# Given instruction
Reproduce the data that follows in its entirety, character for character.

··· Provided entries

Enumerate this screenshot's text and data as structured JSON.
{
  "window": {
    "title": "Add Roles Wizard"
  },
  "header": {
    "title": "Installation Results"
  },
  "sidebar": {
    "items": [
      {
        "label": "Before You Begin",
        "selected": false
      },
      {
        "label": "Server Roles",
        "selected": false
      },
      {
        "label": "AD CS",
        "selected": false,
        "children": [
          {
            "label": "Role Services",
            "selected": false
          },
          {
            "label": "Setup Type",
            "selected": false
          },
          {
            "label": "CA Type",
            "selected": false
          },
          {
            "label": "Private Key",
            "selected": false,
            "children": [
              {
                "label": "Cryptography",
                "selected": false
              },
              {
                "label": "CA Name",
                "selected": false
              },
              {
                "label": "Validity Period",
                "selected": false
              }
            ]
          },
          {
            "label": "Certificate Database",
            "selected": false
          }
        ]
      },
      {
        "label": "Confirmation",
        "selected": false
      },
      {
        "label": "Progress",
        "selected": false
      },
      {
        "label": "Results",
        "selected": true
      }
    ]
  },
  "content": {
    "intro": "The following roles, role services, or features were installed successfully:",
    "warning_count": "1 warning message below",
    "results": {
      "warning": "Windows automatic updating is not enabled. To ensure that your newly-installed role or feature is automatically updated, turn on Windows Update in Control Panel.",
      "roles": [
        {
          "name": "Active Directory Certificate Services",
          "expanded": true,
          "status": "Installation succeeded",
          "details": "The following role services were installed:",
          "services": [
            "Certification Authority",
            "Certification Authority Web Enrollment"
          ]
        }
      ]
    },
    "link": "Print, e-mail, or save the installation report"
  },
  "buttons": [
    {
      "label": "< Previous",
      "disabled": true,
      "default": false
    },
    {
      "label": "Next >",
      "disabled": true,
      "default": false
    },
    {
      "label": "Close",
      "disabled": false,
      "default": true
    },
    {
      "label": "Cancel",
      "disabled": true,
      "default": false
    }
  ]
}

······

# The completed task
Enumerate this screenshot's text and data as structured JSON.
{
  "window": {
    "title": "Add Roles Wizard"
  },
  "header": {
    "title": "Installation Results"
  },
  "sidebar": {
    "items": [
      {
        "label": "Before You Begin",
        "selected": false
      },
      {
        "label": "Server Roles",
        "selected": false
      },
      {
        "label": "AD CS",
        "selected": false,
        "children": [
          {
            "label": "Role Services",
            "selected": false
          },
          {
            "label": "Setup Type",
            "selected": false
          },
          {
            "label": "CA Type",
            "selected": false
          },
          {
            "label": "Private Key",
            "selected": false,
            "children": [
              {
                "label": "Cryptography",
                "selected": false
              },
              {
                "label": "CA Name",
                "selected": false
              },
              {
                "label": "Validity Period",
                "selected": false
              }
            ]
          },
          {
            "label": "Certificate Database",
            "selected": false
          }
        ]
      },
      {
        "label": "Confirmation",
        "selected": false
      },
      {
        "label": "Progress",
        "selected": false
      },
      {
        "label": "Results",
        "selected": true
      }
    ]
  },
  "content": {
    "intro": "The following roles, role services, or features were installed successfully:",
    "warning_count": "1 warning message below",
    "results": {
      "warning": "Windows automatic updating is not enabled. To ensure that your newly-installed role or feature is automatically updated, turn on Windows Update in Control Panel.",
      "roles": [
        {
          "name": "Active Directory Certificate Services",
          "expanded": true,
          "status": "Installation succeeded",
          "details": "The following role services were installed:",
          "services": [
            "Certification Authority",
            "Certification Authority Web Enrollment"
          ]
        }
      ]
    },
    "link": "Print, e-mail, or save the installation report"
  },
  "buttons": [
    {
      "label": "< Previous",
      "disabled": true,
      "default": false
    },
    {
      "label": "Next >",
      "disabled": true,
      "default": false
    },
    {
      "label": "Close",
      "disabled": false,
      "default": true
    },
    {
      "label": "Cancel",
      "disabled": true,
      "default": false
    }
  ]
}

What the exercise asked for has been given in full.